TO DO:
Skip the images. Copy the records exactly as written.

(Saved entries)
* BEGIN *

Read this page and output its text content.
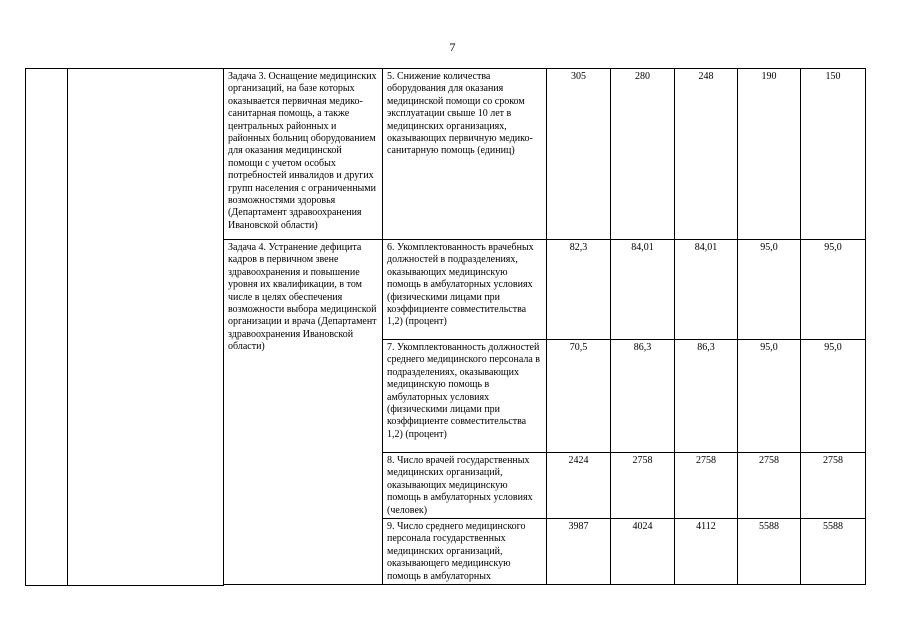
7
		Задача 3. Оснащение медицинских организаций, на базе которых оказывается первичная медико-санитарная помощь, а также центральных районных и районных больниц оборудованием для оказания медицинской помощи с учетом особых потребностей инвалидов и других групп населения с ограниченными возможностями здоровья (Департамент здравоохранения Ивановской области)	5. Снижение количества оборудования для оказания медицинской помощи со сроком эксплуатации свыше 10 лет в медицинских организациях, оказывающих первичную медико-санитарную помощь (единиц)	305	280	248	190	150
		Задача 4. Устранение дефицита кадров в первичном звене здравоохранения и повышение уровня их квалификации, в том числе в целях обеспечения возможности выбора медицинской организации и врача (Департамент здравоохранения Ивановской области)	6. Укомплектованность врачебных должностей в подразделениях, оказывающих медицинскую помощь в амбулаторных условиях (физическими лицами при коэффициенте совместительства 1,2) (процент)	82,3	84,01	84,01	95,0	95,0
			7. Укомплектованность должностей среднего медицинского персонала в подразделениях, оказывающих медицинскую помощь в амбулаторных условиях (физическими лицами при коэффициенте совместительства 1,2) (процент)	70,5	86,3	86,3	95,0	95,0
			8. Число врачей государственных медицинских организаций, оказывающих медицинскую помощь в амбулаторных условиях (человек)	2424	2758	2758	2758	2758
			9. Число среднего медицинского персонала государственных медицинских организаций, оказывающего медицинскую помощь в амбулаторных	3987	4024	4112	5588	5588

* END *

EXERCISE SOLUTION:
Read this page and output its text content.
7
		Задача 3. Оснащение медицинских организаций, на базе которых оказывается первичная медико-санитарная помощь, а также центральных районных и районных больниц оборудованием для оказания медицинской помощи с учетом особых потребностей инвалидов и других групп населения с ограниченными возможностями здоровья (Департамент здравоохранения Ивановской области)	5. Снижение количества оборудования для оказания медицинской помощи со сроком эксплуатации свыше 10 лет в медицинских организациях, оказывающих первичную медико-санитарную помощь (единиц)	305	280	248	190	150
		Задача 4. Устранение дефицита кадров в первичном звене здравоохранения и повышение уровня их квалификации, в том числе в целях обеспечения возможности выбора медицинской организации и врача (Департамент здравоохранения Ивановской области)	6. Укомплектованность врачебных должностей в подразделениях, оказывающих медицинскую помощь в амбулаторных условиях (физическими лицами при коэффициенте совместительства 1,2) (процент)	82,3	84,01	84,01	95,0	95,0
			7. Укомплектованность должностей среднего медицинского персонала в подразделениях, оказывающих медицинскую помощь в амбулаторных условиях (физическими лицами при коэффициенте совместительства 1,2) (процент)	70,5	86,3	86,3	95,0	95,0
			8. Число врачей государственных медицинских организаций, оказывающих медицинскую помощь в амбулаторных условиях (человек)	2424	2758	2758	2758	2758
			9. Число среднего медицинского персонала государственных медицинских организаций, оказывающего медицинскую помощь в амбулаторных	3987	4024	4112	5588	5588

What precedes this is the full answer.